→ **Exercise instructions**:
Please put everything in the records from the line containing "page-number: 31/220 <box>1518" down to the line containing "List all visible", both included, into a JSON list of strings, one string per line, with blank lines left out.

→ **Record excerpts**:
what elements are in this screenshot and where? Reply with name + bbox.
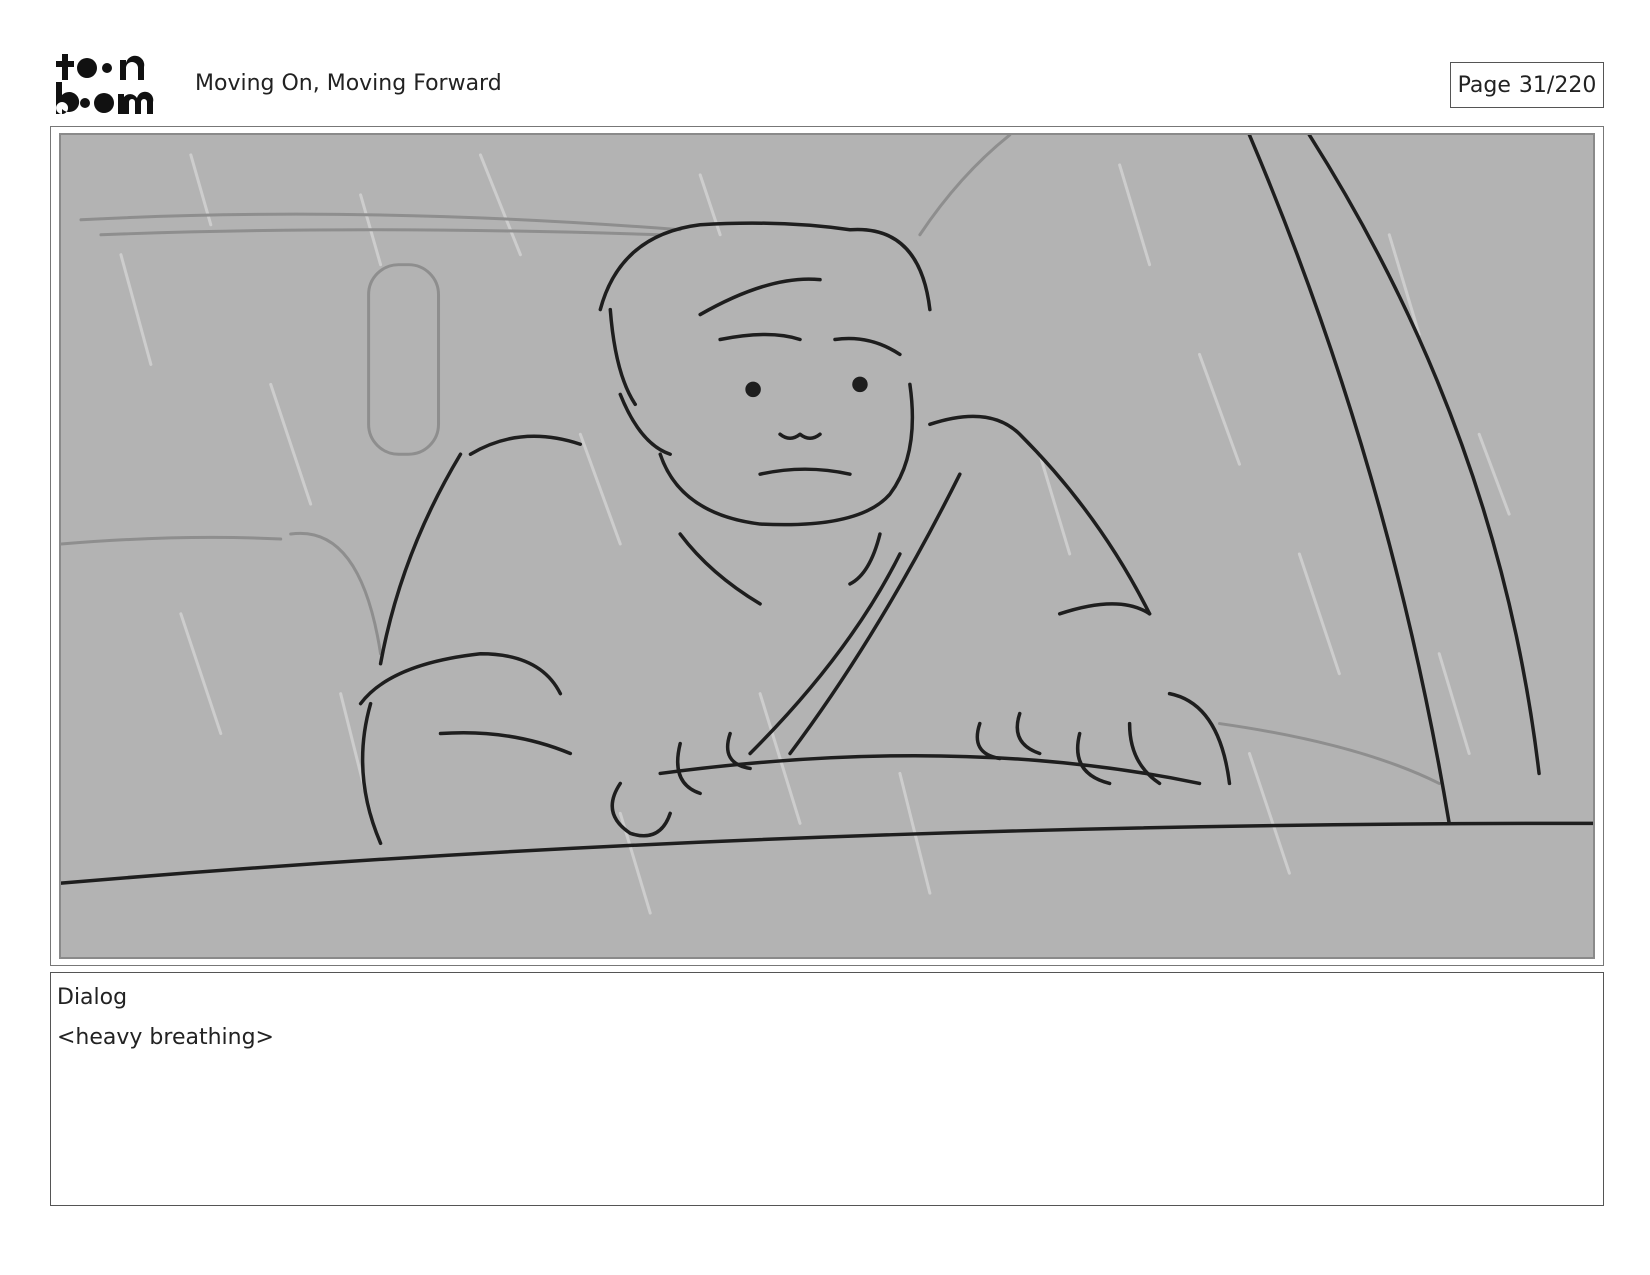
page-number: 31/220 <box>1518 72 1597 98</box>
dialog-box: Dialog <heavy breathing> <box>50 972 1604 1206</box>
page-label: Page <box>1457 72 1511 98</box>
panel-frame <box>59 133 1595 959</box>
dialog-label: Dialog <box>57 985 128 1010</box>
toon-boom-logo <box>54 52 172 118</box>
project-title: Moving On, Moving Forward <box>195 71 502 96</box>
page-indicator: Page 31/220 <box>1450 62 1604 108</box>
storyboard-panel <box>50 126 1604 966</box>
dialog-text: <heavy breathing> <box>57 1025 274 1050</box>
storyboard-sketch-image <box>61 135 1593 957</box>
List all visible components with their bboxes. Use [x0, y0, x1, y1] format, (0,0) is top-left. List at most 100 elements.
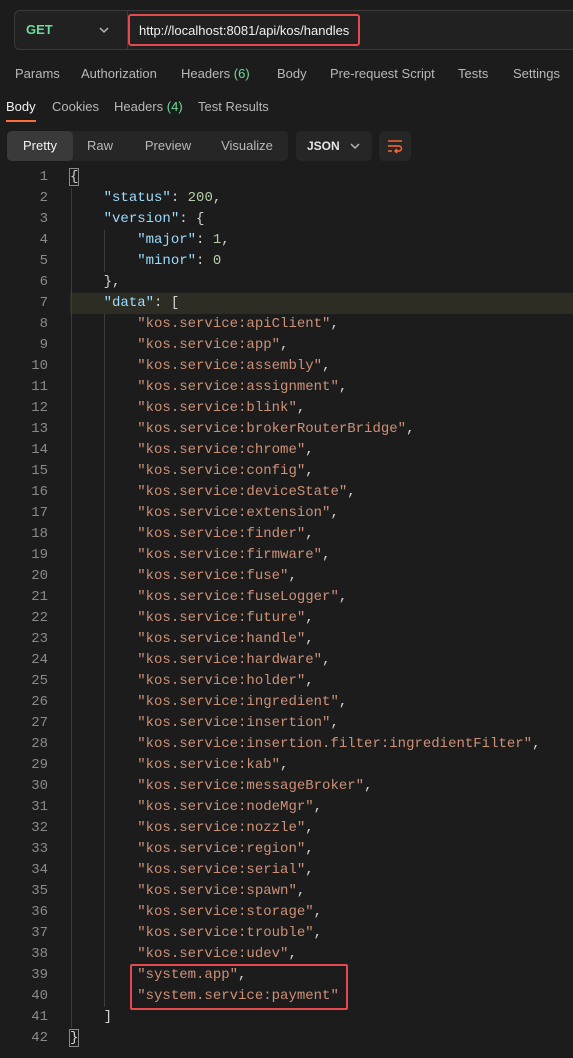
code-text: "kos.service:config", [137, 463, 314, 479]
line-number: 37 [31, 925, 48, 941]
line-number: 31 [31, 799, 48, 815]
line-number: 9 [39, 337, 48, 353]
code-text: "kos.service:assignment", [137, 379, 348, 395]
line-number: 30 [31, 778, 48, 794]
line-number: 16 [31, 484, 48, 500]
code-text: "kos.service:holder", [137, 673, 314, 689]
code-line: 15 "kos.service:config", [0, 461, 573, 482]
line-number: 5 [39, 253, 48, 269]
line-number: 17 [31, 505, 48, 521]
request-tabs: Params Authorization Headers (6) Body Pr… [0, 64, 573, 88]
response-tab-cookies-label: Cookies [52, 99, 99, 114]
tab-pre-request-script[interactable]: Pre-request Script [330, 66, 435, 81]
line-number: 18 [31, 526, 48, 542]
line-number: 26 [31, 694, 48, 710]
code-line: 7 "data": [ [0, 293, 573, 314]
code-text: { [68, 168, 80, 186]
indent-guide [103, 230, 105, 272]
code-text: "kos.service:finder", [137, 526, 314, 542]
line-number: 10 [31, 358, 48, 374]
code-line: 12 "kos.service:blink", [0, 398, 573, 419]
code-text: "major": 1, [137, 232, 230, 248]
url-input[interactable]: http://localhost:8081/api/kos/handles [128, 14, 360, 46]
chevron-down-icon [99, 27, 109, 34]
tab-authorization-label: Authorization [81, 66, 157, 81]
tab-headers-count: (6) [233, 66, 250, 81]
line-number: 4 [39, 232, 48, 248]
response-tab-cookies[interactable]: Cookies [52, 99, 99, 114]
tab-settings-label: Settings [513, 66, 560, 81]
view-preview-button[interactable]: Preview [133, 131, 203, 161]
line-number: 25 [31, 673, 48, 689]
line-number: 35 [31, 883, 48, 899]
response-tab-body[interactable]: Body [6, 99, 36, 114]
line-number: 28 [31, 736, 48, 752]
chevron-down-icon [350, 143, 360, 150]
tab-settings[interactable]: Settings [513, 66, 560, 81]
code-text: "kos.service:ingredient", [137, 694, 348, 710]
line-number: 32 [31, 820, 48, 836]
line-number: 1 [39, 169, 48, 185]
line-number: 14 [31, 442, 48, 458]
line-number: 27 [31, 715, 48, 731]
code-text: ] [103, 1009, 113, 1025]
tab-tests[interactable]: Tests [458, 66, 488, 81]
response-tab-headers-label: Headers [114, 99, 164, 114]
line-number: 33 [31, 841, 48, 857]
method-select[interactable]: GET [15, 11, 128, 49]
code-text: "kos.service:extension", [137, 505, 339, 521]
code-text: "kos.service:nodeMgr", [137, 799, 323, 815]
code-line: 13 "kos.service:brokerRouterBridge", [0, 419, 573, 440]
code-text: }, [103, 274, 121, 290]
code-line: 38 "kos.service:udev", [0, 944, 573, 965]
view-pretty-button[interactable]: Pretty [7, 131, 73, 161]
code-text: "kos.service:insertion", [137, 715, 339, 731]
line-number: 2 [39, 190, 48, 206]
code-text: "kos.service:nozzle", [137, 820, 314, 836]
tab-params-label: Params [15, 66, 60, 81]
tab-authorization[interactable]: Authorization [81, 66, 157, 81]
response-tab-headers[interactable]: Headers (4) [114, 99, 183, 114]
url-text: http://localhost:8081/api/kos/handles [139, 23, 350, 38]
code-line: 5 "minor": 0 [0, 251, 573, 272]
response-tab-test-results[interactable]: Test Results [198, 99, 269, 114]
response-body-editor[interactable]: 1{2 "status": 200, 3 "version": {4 "major… [0, 166, 573, 1058]
code-line: 2 "status": 200, [0, 188, 573, 209]
code-line: 19 "kos.service:firmware", [0, 545, 573, 566]
code-line: 41 ] [0, 1007, 573, 1028]
line-number: 42 [31, 1030, 48, 1046]
code-line: 18 "kos.service:finder", [0, 524, 573, 545]
tab-tests-label: Tests [458, 66, 489, 81]
view-raw-button[interactable]: Raw [75, 131, 125, 161]
tab-params[interactable]: Params [15, 66, 60, 81]
line-number: 22 [31, 610, 48, 626]
code-line: 23 "kos.service:handle", [0, 629, 573, 650]
line-number: 34 [31, 862, 48, 878]
code-line: 16 "kos.service:deviceState", [0, 482, 573, 503]
code-line: 17 "kos.service:extension", [0, 503, 573, 524]
request-bar: GET http://localhost:8081/api/kos/handle… [14, 10, 573, 50]
code-line: 37 "kos.service:trouble", [0, 923, 573, 944]
line-number: 40 [31, 988, 48, 1004]
line-number: 24 [31, 652, 48, 668]
view-visualize-button[interactable]: Visualize [211, 131, 283, 161]
code-line: 28 "kos.service:insertion.filter:ingredi… [0, 734, 573, 755]
tab-headers[interactable]: Headers (6) [181, 66, 250, 81]
code-line: 10 "kos.service:assembly", [0, 356, 573, 377]
code-text: "status": 200, [103, 190, 222, 206]
line-number: 8 [39, 316, 48, 332]
line-number: 21 [31, 589, 48, 605]
tab-body[interactable]: Body [277, 66, 307, 81]
code-text: "kos.service:apiClient", [137, 316, 339, 332]
code-line: 29 "kos.service:kab", [0, 755, 573, 776]
line-number: 36 [31, 904, 48, 920]
code-line: 1{ [0, 167, 573, 188]
active-tab-indicator [6, 120, 36, 122]
wrap-lines-button[interactable] [379, 131, 411, 161]
line-number: 15 [31, 463, 48, 479]
annotation-highlight-box [130, 964, 348, 1010]
code-text: "kos.service:assembly", [137, 358, 331, 374]
format-select[interactable]: JSON [296, 131, 372, 161]
code-line: 34 "kos.service:serial", [0, 860, 573, 881]
wrap-lines-icon [388, 140, 403, 154]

→ **Expected answer**:
[
  "page-number: 31/220 <box>1518 72 1597 98</box>",
  "dialog-box: Dialog <heavy breathing> <box>50 972 1604 1206</box>",
  "page-label: Page <box>1457 72 1511 98</box>",
  "panel-frame <box>59 133 1595 959</box>",
  "dialog-label: Dialog <box>57 985 128 1010</box>",
  "toon-boom-logo <box>54 52 172 118</box>",
  "project-title: Moving On, Moving Forward <box>195 71 502 96</box>",
  "page-indicator: Page 31/220 <box>1450 62 1604 108</box>",
  "storyboard-panel <box>50 126 1604 966</box>",
  "dialog-text: <heavy breathing> <box>57 1025 274 1050</box>",
  "storyboard-sketch-image <box>61 135 1593 957</box>",
  "List all visible components with their bboxes. Use [x0, y0, x1, y1] format, (0,0) is top-left. List at most 100 elements."
]